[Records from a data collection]
------------------------------------------------------------------------

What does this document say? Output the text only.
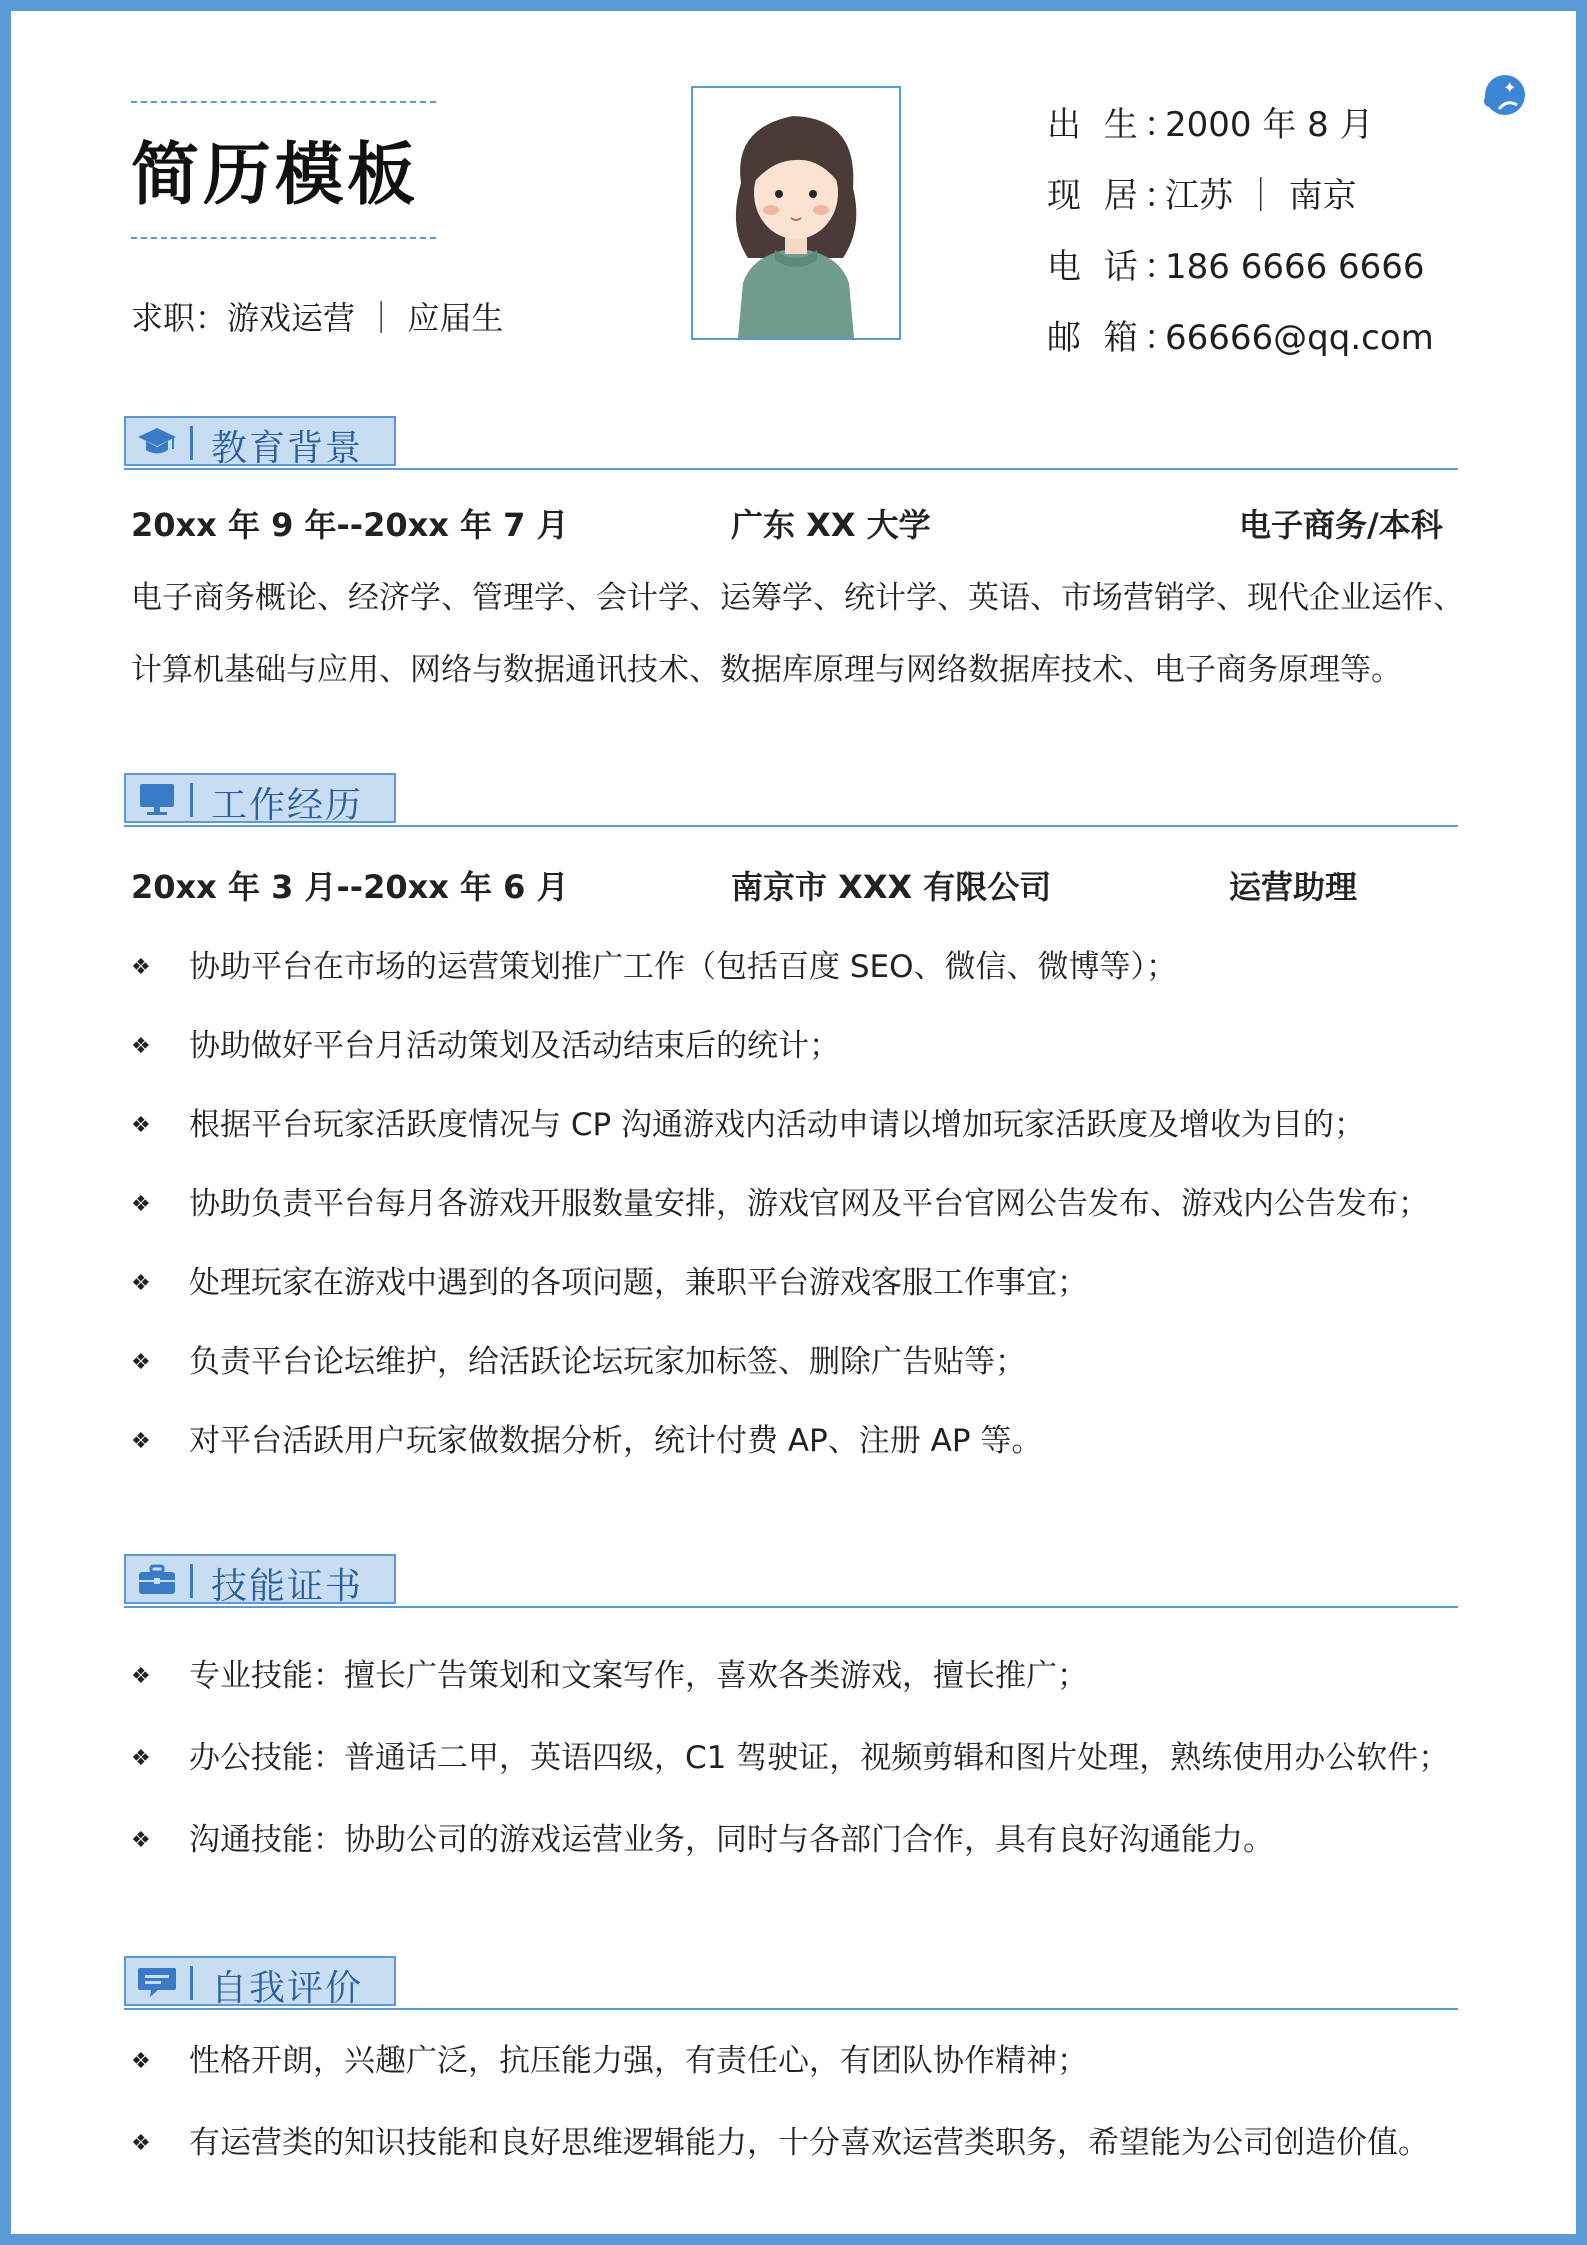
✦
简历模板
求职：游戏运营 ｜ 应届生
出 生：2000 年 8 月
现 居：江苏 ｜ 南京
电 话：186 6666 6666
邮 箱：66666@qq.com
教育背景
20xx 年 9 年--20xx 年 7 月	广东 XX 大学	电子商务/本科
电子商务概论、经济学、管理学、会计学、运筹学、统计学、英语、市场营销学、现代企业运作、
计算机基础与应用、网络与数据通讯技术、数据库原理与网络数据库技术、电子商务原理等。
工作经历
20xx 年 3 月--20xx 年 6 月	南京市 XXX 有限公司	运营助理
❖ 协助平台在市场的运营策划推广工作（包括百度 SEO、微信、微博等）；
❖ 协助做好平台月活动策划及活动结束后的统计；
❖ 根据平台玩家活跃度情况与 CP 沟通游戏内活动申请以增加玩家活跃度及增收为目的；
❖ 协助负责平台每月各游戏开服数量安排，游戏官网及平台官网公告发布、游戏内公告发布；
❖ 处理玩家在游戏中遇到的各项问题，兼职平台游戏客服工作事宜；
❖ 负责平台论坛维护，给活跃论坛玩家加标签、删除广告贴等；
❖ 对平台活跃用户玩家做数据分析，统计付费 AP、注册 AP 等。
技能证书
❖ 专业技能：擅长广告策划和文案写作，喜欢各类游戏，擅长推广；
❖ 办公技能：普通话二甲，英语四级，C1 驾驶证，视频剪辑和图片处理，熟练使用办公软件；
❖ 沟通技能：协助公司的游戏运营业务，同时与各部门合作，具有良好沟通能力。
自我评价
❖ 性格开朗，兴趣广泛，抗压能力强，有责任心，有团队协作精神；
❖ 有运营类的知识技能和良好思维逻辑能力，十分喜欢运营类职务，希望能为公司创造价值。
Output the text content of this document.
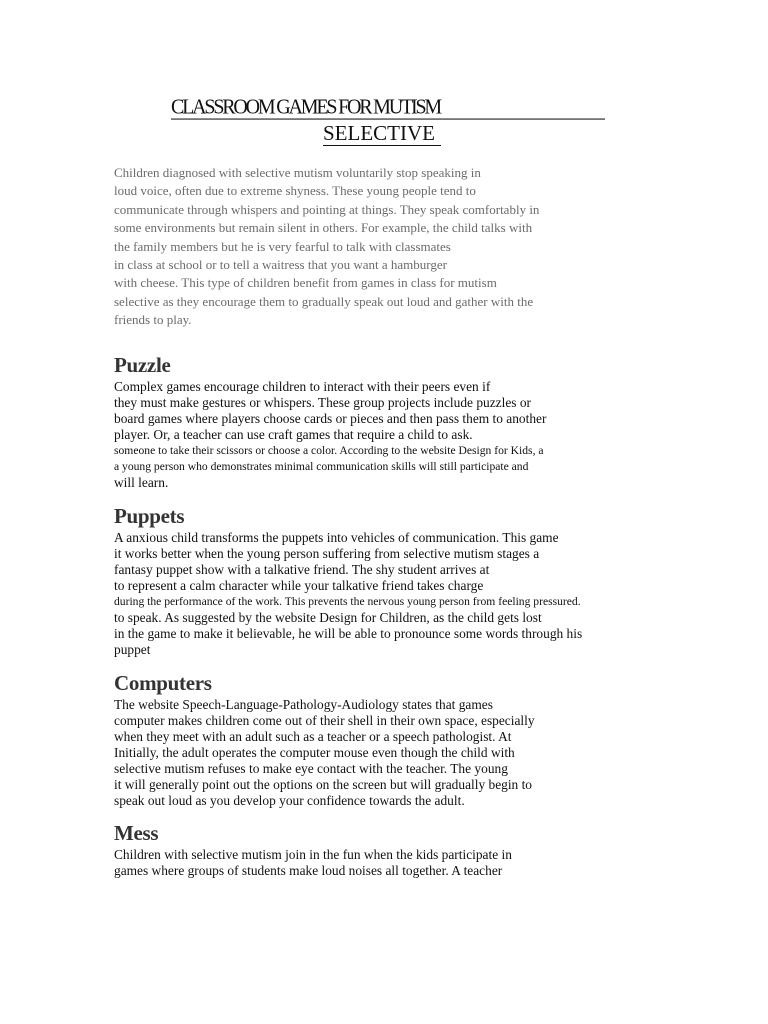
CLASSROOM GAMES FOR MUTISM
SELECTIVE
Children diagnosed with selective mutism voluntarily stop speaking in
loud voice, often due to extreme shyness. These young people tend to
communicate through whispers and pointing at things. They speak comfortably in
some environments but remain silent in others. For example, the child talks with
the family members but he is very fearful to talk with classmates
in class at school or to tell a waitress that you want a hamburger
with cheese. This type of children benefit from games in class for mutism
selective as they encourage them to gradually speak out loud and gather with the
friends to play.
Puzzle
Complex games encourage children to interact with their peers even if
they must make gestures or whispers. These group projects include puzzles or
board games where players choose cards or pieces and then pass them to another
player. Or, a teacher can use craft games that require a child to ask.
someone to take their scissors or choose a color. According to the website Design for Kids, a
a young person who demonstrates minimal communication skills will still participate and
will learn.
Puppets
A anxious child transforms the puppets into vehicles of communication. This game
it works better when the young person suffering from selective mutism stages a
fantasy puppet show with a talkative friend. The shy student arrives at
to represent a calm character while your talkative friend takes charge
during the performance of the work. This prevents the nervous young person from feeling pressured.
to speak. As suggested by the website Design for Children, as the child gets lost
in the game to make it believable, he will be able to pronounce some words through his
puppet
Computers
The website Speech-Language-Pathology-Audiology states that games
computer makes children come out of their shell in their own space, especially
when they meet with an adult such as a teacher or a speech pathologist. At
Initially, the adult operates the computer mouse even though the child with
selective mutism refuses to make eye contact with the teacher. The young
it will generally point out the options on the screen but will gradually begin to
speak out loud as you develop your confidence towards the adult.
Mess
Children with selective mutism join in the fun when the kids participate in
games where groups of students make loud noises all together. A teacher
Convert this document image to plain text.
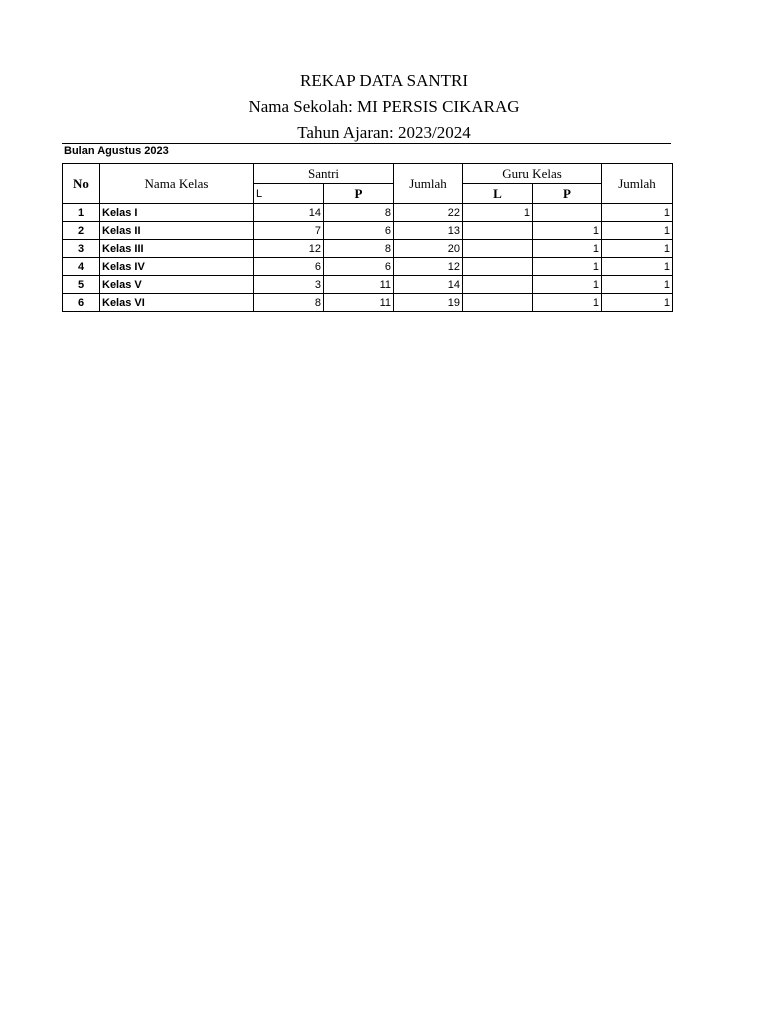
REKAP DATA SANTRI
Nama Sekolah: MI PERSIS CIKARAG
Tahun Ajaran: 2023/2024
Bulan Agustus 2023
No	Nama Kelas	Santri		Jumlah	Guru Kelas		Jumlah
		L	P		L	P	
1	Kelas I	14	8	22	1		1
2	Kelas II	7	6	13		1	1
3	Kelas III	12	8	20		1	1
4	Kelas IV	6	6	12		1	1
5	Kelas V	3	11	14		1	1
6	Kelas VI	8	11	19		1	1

------------------------------------------------------------------------

Work to be completed
Print every entry above again without changing a word, and omit the pictures.

Result of the task
What does this document say? Output the text only.
✦
简历模板
求职：游戏运营 ｜ 应届生
出 生：2000 年 8 月
现 居：江苏 ｜ 南京
电 话：186 6666 6666
邮 箱：66666@qq.com
教育背景
20xx 年 9 年--20xx 年 7 月	广东 XX 大学	电子商务/本科
电子商务概论、经济学、管理学、会计学、运筹学、统计学、英语、市场营销学、现代企业运作、
计算机基础与应用、网络与数据通讯技术、数据库原理与网络数据库技术、电子商务原理等。
工作经历
20xx 年 3 月--20xx 年 6 月	南京市 XXX 有限公司	运营助理
❖ 协助平台在市场的运营策划推广工作（包括百度 SEO、微信、微博等）；
❖ 协助做好平台月活动策划及活动结束后的统计；
❖ 根据平台玩家活跃度情况与 CP 沟通游戏内活动申请以增加玩家活跃度及增收为目的；
❖ 协助负责平台每月各游戏开服数量安排，游戏官网及平台官网公告发布、游戏内公告发布；
❖ 处理玩家在游戏中遇到的各项问题，兼职平台游戏客服工作事宜；
❖ 负责平台论坛维护，给活跃论坛玩家加标签、删除广告贴等；
❖ 对平台活跃用户玩家做数据分析，统计付费 AP、注册 AP 等。
技能证书
❖ 专业技能：擅长广告策划和文案写作，喜欢各类游戏，擅长推广；
❖ 办公技能：普通话二甲，英语四级，C1 驾驶证，视频剪辑和图片处理，熟练使用办公软件；
❖ 沟通技能：协助公司的游戏运营业务，同时与各部门合作，具有良好沟通能力。
自我评价
❖ 性格开朗，兴趣广泛，抗压能力强，有责任心，有团队协作精神；
❖ 有运营类的知识技能和良好思维逻辑能力，十分喜欢运营类职务，希望能为公司创造价值。
Output the text content of this document.
CLASSROOM GAMES FOR MUTISM
SELECTIVE
Children diagnosed with selective mutism voluntarily stop speaking in
loud voice, often due to extreme shyness. These young people tend to
communicate through whispers and pointing at things. They speak comfortably in
some environments but remain silent in others. For example, the child talks with
the family members but he is very fearful to talk with classmates
in class at school or to tell a waitress that you want a hamburger
with cheese. This type of children benefit from games in class for mutism
selective as they encourage them to gradually speak out loud and gather with the
friends to play.
Puzzle
Complex games encourage children to interact with their peers even if
they must make gestures or whispers. These group projects include puzzles or
board games where players choose cards or pieces and then pass them to another
player. Or, a teacher can use craft games that require a child to ask.
someone to take their scissors or choose a color. According to the website Design for Kids, a
a young person who demonstrates minimal communication skills will still participate and
will learn.
Puppets
A anxious child transforms the puppets into vehicles of communication. This game
it works better when the young person suffering from selective mutism stages a
fantasy puppet show with a talkative friend. The shy student arrives at
to represent a calm character while your talkative friend takes charge
during the performance of the work. This prevents the nervous young person from feeling pressured.
to speak. As suggested by the website Design for Children, as the child gets lost
in the game to make it believable, he will be able to pronounce some words through his
puppet
Computers
The website Speech-Language-Pathology-Audiology states that games
computer makes children come out of their shell in their own space, especially
when they meet with an adult such as a teacher or a speech pathologist. At
Initially, the adult operates the computer mouse even though the child with
selective mutism refuses to make eye contact with the teacher. The young
it will generally point out the options on the screen but will gradually begin to
speak out loud as you develop your confidence towards the adult.
Mess
Children with selective mutism join in the fun when the kids participate in
games where groups of students make loud noises all together. A teacher
Convert this document image to plain text.
REKAP DATA SANTRI
Nama Sekolah: MI PERSIS CIKARAG
Tahun Ajaran: 2023/2024
Bulan Agustus 2023
No	Nama Kelas	Santri		Jumlah	Guru Kelas		Jumlah
		L	P		L	P	
1	Kelas I	14	8	22	1		1
2	Kelas II	7	6	13		1	1
3	Kelas III	12	8	20		1	1
4	Kelas IV	6	6	12		1	1
5	Kelas V	3	11	14		1	1
6	Kelas VI	8	11	19		1	1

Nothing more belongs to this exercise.